### SET PROBLEM
Provide the records once more, identical to the original.

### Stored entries

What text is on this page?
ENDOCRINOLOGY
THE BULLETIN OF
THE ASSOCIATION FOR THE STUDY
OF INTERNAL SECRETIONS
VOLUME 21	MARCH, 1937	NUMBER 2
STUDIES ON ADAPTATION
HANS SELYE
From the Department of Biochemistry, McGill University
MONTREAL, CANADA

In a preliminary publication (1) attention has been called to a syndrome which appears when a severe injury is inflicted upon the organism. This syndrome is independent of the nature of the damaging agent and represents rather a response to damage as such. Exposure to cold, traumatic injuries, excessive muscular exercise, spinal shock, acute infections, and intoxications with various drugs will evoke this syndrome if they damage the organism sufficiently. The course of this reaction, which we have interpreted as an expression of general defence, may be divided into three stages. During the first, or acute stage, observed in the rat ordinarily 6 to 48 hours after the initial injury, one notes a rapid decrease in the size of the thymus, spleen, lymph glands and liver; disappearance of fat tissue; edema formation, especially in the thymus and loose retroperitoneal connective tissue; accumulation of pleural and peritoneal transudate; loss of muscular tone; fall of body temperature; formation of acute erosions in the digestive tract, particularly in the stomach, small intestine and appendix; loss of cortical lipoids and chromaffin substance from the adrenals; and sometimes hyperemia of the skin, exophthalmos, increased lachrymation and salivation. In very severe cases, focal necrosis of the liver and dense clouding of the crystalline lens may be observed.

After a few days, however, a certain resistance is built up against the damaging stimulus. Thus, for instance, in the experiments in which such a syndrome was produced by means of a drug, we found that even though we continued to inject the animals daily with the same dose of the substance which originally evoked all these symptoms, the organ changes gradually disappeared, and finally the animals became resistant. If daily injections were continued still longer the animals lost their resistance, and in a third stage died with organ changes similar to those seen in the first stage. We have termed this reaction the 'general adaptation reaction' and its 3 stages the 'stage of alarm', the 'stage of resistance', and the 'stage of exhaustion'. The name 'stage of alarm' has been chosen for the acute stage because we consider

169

### RESULT OF THE EXERCISE
What text is on this page?
ENDOCRINOLOGY
THE BULLETIN OF
THE ASSOCIATION FOR THE STUDY
OF INTERNAL SECRETIONS
VOLUME 21	MARCH, 1937	NUMBER 2
STUDIES ON ADAPTATION
HANS SELYE
From the Department of Biochemistry, McGill University
MONTREAL, CANADA

In a preliminary publication (1) attention has been called to a syndrome which appears when a severe injury is inflicted upon the organism. This syndrome is independent of the nature of the damaging agent and represents rather a response to damage as such. Exposure to cold, traumatic injuries, excessive muscular exercise, spinal shock, acute infections, and intoxications with various drugs will evoke this syndrome if they damage the organism sufficiently. The course of this reaction, which we have interpreted as an expression of general defence, may be divided into three stages. During the first, or acute stage, observed in the rat ordinarily 6 to 48 hours after the initial injury, one notes a rapid decrease in the size of the thymus, spleen, lymph glands and liver; disappearance of fat tissue; edema formation, especially in the thymus and loose retroperitoneal connective tissue; accumulation of pleural and peritoneal transudate; loss of muscular tone; fall of body temperature; formation of acute erosions in the digestive tract, particularly in the stomach, small intestine and appendix; loss of cortical lipoids and chromaffin substance from the adrenals; and sometimes hyperemia of the skin, exophthalmos, increased lachrymation and salivation. In very severe cases, focal necrosis of the liver and dense clouding of the crystalline lens may be observed.

After a few days, however, a certain resistance is built up against the damaging stimulus. Thus, for instance, in the experiments in which such a syndrome was produced by means of a drug, we found that even though we continued to inject the animals daily with the same dose of the substance which originally evoked all these symptoms, the organ changes gradually disappeared, and finally the animals became resistant. If daily injections were continued still longer the animals lost their resistance, and in a third stage died with organ changes similar to those seen in the first stage. We have termed this reaction the 'general adaptation reaction' and its 3 stages the 'stage of alarm', the 'stage of resistance', and the 'stage of exhaustion'. The name 'stage of alarm' has been chosen for the acute stage because we consider

169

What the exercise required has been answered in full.